Given text:

◆ ◆ ◆ ◆ ◆

Question

Genomics: Analyze cellular and chromosomal events that occur during the eukaryotic cell cycle and gamete formation. Analyze the basic structures and mechanisms of DNA and RNA including replication, transcription, and translation.

Answer 1

#. DNA

A list of instructions. A long, double-stranded, helical molecule composed of building blocks called deoxyribonucleotides that are linked together via phosphodiester bonds. It also has a sugar phosphate backbone. Must remain in the nucleus. Contains a deoxyribose sugar. Double-stranded. Larger than RNA. Only has one function: storing genetic information. Also found in mitochondria (mtDNA).

- deoxyribonucleotides

Composed of a pentose sugar (deoxyribose), one of four nitrogenous bases (adenine, guanine, cytosine, or thymine) and a phosphate group.

- mtDNA

Contains fewer genes than nDNA. Only inherited through females. More plentiful than nDNA because each cell contains hundreds, even thousands of mitochondria.

- deoxyribose

The pentose sugar lacking oxygen.

- nitrogenous bases

Adenine, guanine, cytosine, or thymine. They form hydrogen bonds with one another. Adenine forms two hydrogen bonds with thymine. Guanine forms three hydrogen bonds with cytosine.

- phosphate group

Attached to the 5' carbon of the deoxyribose.

- purines

Double ringed nitrogenous bases; adenine and guanine

-pyrimidines

Single ringed nitrogenous bases; cytosine and thymine

- genetics

The study of genes and how traits are transmitted from one generation to the next.

- codons

A unit of 3 bases/nucleotides that code for a particular amino acid.

- gene

A "sentence" of codons that form a list of amino acids required to build a polypedtide (protein). Sequences of DNA that code for proteins.

- double helix

Hydrogen bonding of nitrogenous bases causes DNA to form this shape. The sugar-phosphate backbone has a 3' to 5' directionality. The two strands are complementary and antiparallel.

- RNA

A copy of the DNA sequence that can be carried out of the nucleus and into the ribosomes for the synthesizing of proteins. It is the only nucleic acid present in some organisms, such as some viruses. It is also vital in important cell functions, such as transcription, and translation. Contains a ribose sugar. Single-stranded. Has the nitrogenous base uracil instead of thymine. Molecules are smaller. 3 main kinds of this polymer.

◆ ◆ ◆ ◆ ◆

Exercise instructions:
**1.** In the notes on DNA and RNA, how many hydrogen bonds does guanine form with cytosine?
**2.** Return the part of the notes on DNA and RNA from "- deoxyribonucleotides" to "a phosphate group.", copied word for word.
The records are separate material, unrelated to the notes on DNA and RNA.

◆ ◆ ◆ ◆ ◆

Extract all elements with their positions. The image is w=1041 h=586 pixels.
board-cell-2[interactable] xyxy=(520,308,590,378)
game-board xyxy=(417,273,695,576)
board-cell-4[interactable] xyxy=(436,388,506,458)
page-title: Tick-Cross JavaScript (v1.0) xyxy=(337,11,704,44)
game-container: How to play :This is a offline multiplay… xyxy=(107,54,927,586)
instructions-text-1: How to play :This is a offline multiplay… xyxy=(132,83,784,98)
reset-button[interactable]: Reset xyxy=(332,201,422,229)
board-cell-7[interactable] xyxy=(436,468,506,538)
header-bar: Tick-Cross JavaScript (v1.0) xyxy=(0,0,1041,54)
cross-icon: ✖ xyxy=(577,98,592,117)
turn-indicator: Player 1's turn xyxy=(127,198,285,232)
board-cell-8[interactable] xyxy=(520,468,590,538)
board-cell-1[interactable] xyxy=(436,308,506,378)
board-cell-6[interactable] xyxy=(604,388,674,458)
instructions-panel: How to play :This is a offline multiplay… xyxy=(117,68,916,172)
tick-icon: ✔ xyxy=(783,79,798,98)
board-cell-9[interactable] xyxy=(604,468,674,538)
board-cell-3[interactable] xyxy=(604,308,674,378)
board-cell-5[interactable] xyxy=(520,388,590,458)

◆ ◆ ◆ ◆ ◆

Task solutions:
**1.** Three.

**2.**
- deoxyribonucleotides

Composed of a pentose sugar (deoxyribose), one of four nitrogenous bases (adenine, guanine, cytosine, or thymine) and a phosphate group.